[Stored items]
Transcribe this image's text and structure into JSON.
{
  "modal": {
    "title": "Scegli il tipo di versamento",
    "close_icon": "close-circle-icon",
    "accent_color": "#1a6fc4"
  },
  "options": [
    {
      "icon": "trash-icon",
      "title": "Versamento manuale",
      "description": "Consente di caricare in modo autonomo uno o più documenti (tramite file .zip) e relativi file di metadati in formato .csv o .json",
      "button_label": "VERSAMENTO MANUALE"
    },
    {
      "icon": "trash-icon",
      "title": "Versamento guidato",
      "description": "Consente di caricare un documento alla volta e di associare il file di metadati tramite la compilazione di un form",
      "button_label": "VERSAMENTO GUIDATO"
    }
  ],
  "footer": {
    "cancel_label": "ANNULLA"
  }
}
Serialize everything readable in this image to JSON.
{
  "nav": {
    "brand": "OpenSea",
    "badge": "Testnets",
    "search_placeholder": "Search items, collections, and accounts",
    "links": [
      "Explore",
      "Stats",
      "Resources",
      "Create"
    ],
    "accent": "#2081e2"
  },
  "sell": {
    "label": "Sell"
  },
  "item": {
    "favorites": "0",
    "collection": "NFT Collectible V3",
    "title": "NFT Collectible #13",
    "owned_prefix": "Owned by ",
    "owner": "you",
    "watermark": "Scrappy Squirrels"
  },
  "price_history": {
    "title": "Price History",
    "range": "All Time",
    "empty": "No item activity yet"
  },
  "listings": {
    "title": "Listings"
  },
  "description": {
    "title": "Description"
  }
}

### WORK REQUIRED
Extract all of the data shown above and repeat it verbatim.

### REPLY
Transcribe this image's text and structure into JSON.
{
  "modal": {
    "title": "Scegli il tipo di versamento",
    "close_icon": "close-circle-icon",
    "accent_color": "#1a6fc4"
  },
  "options": [
    {
      "icon": "trash-icon",
      "title": "Versamento manuale",
      "description": "Consente di caricare in modo autonomo uno o più documenti (tramite file .zip) e relativi file di metadati in formato .csv o .json",
      "button_label": "VERSAMENTO MANUALE"
    },
    {
      "icon": "trash-icon",
      "title": "Versamento guidato",
      "description": "Consente di caricare un documento alla volta e di associare il file di metadati tramite la compilazione di un form",
      "button_label": "VERSAMENTO GUIDATO"
    }
  ],
  "footer": {
    "cancel_label": "ANNULLA"
  }
}
Serialize everything readable in this image to JSON.
{
  "nav": {
    "brand": "OpenSea",
    "badge": "Testnets",
    "search_placeholder": "Search items, collections, and accounts",
    "links": [
      "Explore",
      "Stats",
      "Resources",
      "Create"
    ],
    "accent": "#2081e2"
  },
  "sell": {
    "label": "Sell"
  },
  "item": {
    "favorites": "0",
    "collection": "NFT Collectible V3",
    "title": "NFT Collectible #13",
    "owned_prefix": "Owned by ",
    "owner": "you",
    "watermark": "Scrappy Squirrels"
  },
  "price_history": {
    "title": "Price History",
    "range": "All Time",
    "empty": "No item activity yet"
  },
  "listings": {
    "title": "Listings"
  },
  "description": {
    "title": "Description"
  }
}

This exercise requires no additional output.